Exercise requirements: Reproduce the rows without changes, starting with the first one and continuing up to and including the line that contains "- app-title: 트레블러: [30, 71, 123, 100]".

Excerpted data:
*-*-*

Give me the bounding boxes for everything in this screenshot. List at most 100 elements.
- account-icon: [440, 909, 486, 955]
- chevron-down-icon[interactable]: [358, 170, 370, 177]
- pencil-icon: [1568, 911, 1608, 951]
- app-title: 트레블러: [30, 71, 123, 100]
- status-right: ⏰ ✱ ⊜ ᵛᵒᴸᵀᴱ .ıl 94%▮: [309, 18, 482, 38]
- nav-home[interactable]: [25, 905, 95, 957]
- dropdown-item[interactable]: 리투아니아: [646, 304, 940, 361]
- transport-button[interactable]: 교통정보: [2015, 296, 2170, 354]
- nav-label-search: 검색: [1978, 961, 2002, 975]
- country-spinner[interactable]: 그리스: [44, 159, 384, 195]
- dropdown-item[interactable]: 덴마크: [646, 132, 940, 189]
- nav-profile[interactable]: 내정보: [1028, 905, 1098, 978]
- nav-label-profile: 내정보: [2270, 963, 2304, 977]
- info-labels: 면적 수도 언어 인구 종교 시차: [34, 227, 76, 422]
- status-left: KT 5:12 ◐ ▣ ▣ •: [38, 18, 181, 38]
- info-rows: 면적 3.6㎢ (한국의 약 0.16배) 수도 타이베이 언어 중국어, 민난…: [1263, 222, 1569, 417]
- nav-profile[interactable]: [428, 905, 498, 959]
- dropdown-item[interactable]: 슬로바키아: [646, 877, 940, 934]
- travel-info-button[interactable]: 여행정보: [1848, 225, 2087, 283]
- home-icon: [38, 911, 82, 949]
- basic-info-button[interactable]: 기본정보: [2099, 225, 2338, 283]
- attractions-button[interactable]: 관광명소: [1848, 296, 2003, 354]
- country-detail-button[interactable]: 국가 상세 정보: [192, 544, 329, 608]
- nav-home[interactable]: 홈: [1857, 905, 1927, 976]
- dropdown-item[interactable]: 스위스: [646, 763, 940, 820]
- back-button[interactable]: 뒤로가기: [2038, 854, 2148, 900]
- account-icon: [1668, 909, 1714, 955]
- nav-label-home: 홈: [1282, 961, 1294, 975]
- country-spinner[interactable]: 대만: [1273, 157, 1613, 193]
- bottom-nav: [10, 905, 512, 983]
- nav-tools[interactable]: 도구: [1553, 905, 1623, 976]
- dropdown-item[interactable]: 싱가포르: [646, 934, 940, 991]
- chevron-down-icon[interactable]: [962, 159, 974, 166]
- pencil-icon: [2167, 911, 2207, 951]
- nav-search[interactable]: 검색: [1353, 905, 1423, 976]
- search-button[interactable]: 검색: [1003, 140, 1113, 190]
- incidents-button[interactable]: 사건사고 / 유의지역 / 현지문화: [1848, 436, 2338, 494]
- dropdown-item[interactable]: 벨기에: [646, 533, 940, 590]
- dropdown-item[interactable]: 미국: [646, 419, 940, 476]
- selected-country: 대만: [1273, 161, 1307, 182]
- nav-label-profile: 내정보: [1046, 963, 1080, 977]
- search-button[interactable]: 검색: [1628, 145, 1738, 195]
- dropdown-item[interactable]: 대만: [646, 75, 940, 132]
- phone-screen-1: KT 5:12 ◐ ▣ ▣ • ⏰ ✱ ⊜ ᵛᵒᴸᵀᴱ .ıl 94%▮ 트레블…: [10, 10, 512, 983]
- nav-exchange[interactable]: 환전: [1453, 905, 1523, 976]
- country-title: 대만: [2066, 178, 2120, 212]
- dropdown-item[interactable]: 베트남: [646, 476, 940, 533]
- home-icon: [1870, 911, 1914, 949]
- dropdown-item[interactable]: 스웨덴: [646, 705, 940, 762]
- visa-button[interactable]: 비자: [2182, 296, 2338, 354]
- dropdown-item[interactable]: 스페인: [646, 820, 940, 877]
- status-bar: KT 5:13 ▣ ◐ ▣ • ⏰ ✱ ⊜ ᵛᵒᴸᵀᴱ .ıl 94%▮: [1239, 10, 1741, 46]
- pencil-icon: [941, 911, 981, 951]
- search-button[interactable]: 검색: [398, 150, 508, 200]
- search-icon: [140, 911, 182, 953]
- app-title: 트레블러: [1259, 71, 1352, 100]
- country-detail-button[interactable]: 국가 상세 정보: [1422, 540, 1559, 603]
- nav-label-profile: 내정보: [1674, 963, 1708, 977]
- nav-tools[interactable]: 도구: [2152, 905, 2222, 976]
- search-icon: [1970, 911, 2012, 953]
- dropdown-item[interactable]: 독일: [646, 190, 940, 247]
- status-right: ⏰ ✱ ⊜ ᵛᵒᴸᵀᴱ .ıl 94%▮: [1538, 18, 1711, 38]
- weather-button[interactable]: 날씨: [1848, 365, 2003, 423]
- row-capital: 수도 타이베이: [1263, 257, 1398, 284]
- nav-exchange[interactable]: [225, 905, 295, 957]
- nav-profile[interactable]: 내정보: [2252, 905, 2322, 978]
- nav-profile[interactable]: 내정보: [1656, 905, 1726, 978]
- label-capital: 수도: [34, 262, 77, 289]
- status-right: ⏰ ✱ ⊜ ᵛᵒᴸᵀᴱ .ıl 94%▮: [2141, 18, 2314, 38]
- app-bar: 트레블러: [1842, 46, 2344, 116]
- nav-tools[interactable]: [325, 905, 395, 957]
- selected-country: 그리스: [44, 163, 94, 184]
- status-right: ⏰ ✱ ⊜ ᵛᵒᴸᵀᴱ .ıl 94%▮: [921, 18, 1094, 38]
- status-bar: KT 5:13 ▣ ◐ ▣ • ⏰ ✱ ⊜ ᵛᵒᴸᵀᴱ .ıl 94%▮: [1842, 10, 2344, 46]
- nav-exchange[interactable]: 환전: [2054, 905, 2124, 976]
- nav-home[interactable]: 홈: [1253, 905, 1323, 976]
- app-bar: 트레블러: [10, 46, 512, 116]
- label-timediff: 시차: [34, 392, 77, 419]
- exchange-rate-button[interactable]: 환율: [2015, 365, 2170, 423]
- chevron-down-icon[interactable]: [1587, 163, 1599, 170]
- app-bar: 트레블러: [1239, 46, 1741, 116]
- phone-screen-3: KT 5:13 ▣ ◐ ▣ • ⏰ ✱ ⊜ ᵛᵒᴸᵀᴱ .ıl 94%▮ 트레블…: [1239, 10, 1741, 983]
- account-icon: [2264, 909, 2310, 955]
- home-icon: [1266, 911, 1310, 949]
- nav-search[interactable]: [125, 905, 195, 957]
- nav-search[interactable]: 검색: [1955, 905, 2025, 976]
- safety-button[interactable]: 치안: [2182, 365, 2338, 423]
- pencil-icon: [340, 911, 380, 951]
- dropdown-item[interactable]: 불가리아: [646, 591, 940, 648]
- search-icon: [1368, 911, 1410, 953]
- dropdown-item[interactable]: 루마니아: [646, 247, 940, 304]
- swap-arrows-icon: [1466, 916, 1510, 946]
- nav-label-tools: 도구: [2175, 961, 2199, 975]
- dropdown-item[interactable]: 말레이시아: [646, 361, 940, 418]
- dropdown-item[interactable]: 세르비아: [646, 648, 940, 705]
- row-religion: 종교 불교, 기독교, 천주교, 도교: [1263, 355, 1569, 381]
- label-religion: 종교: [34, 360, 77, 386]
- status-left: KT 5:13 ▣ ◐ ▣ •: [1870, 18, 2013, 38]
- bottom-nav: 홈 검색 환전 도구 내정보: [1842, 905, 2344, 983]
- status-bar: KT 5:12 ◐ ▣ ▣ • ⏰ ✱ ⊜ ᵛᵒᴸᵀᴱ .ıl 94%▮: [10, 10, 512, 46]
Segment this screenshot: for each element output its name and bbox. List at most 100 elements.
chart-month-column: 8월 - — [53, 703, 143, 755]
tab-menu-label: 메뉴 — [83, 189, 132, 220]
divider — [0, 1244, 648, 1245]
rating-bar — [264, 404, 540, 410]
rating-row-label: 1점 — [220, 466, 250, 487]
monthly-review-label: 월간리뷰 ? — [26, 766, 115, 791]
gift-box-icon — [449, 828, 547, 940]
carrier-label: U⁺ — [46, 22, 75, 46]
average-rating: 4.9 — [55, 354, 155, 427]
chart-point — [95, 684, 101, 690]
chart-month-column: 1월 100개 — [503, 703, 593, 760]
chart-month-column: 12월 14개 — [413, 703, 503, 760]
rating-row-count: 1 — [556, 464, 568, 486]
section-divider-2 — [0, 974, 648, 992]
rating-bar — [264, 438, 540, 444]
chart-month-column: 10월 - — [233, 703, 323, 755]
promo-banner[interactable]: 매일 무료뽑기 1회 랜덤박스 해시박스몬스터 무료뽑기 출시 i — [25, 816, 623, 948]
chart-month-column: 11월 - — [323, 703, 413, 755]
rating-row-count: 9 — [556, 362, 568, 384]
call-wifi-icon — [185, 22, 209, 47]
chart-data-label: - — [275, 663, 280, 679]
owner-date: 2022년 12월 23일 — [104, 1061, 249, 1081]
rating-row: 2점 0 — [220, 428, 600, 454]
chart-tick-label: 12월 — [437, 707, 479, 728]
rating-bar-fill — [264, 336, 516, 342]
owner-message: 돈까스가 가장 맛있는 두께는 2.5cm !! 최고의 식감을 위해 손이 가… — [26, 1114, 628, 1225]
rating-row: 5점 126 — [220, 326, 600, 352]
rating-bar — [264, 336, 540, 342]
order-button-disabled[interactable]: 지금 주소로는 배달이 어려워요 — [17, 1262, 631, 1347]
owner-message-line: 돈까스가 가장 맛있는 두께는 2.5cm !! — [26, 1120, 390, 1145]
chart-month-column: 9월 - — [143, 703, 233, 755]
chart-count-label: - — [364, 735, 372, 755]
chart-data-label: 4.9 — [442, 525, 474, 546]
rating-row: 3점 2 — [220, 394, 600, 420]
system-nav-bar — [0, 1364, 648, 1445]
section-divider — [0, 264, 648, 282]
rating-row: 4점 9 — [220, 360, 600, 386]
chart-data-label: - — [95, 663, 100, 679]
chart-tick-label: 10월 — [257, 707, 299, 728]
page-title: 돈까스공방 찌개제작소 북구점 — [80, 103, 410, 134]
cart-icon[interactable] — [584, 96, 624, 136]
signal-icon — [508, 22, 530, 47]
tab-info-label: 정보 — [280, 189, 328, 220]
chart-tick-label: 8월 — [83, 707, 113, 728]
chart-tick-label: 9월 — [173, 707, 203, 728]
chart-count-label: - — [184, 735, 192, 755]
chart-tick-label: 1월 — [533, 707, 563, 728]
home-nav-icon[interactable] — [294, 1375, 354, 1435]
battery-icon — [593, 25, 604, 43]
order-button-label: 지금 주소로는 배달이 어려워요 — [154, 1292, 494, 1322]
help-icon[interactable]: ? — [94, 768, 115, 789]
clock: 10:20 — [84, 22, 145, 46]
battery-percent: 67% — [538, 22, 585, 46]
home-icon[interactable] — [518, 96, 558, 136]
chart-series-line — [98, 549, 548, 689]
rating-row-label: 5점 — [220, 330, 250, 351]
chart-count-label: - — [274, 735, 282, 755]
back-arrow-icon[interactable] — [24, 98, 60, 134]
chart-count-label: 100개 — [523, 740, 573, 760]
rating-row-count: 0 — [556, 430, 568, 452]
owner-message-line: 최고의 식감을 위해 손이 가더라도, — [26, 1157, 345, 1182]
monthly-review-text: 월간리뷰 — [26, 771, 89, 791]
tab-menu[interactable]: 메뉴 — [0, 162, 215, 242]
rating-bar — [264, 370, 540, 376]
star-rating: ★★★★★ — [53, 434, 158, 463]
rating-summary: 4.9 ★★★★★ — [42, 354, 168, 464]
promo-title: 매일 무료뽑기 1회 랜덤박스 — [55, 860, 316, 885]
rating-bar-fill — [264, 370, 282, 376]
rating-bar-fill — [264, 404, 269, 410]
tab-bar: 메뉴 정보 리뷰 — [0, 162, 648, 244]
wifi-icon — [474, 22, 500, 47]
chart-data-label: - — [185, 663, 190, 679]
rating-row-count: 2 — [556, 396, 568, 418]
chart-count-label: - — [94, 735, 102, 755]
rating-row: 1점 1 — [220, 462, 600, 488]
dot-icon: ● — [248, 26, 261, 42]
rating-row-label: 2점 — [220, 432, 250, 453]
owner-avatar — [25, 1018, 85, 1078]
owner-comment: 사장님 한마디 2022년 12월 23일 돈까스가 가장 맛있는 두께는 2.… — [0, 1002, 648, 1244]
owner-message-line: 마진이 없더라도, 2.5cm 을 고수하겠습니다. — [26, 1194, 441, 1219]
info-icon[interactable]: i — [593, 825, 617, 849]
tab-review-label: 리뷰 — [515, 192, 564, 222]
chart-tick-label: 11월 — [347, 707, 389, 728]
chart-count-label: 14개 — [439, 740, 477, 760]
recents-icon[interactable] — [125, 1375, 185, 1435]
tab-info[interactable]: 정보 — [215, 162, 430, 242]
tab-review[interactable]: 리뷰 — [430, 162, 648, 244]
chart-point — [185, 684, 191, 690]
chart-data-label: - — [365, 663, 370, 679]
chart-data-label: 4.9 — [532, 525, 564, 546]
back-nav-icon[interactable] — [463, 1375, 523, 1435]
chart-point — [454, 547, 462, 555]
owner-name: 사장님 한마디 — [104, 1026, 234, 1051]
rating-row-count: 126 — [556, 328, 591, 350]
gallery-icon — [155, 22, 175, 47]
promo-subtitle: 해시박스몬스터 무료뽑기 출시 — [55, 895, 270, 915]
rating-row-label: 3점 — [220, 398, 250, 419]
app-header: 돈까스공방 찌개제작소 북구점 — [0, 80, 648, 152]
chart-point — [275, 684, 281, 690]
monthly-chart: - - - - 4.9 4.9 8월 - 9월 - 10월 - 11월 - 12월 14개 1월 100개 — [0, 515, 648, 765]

*-*-*

Finished task:
Give me the bounding boxes for everything in this screenshot. List at most 100 elements.
- account-icon: [440, 909, 486, 955]
- chevron-down-icon[interactable]: [358, 170, 370, 177]
- pencil-icon: [1568, 911, 1608, 951]
- app-title: 트레블러: [30, 71, 123, 100]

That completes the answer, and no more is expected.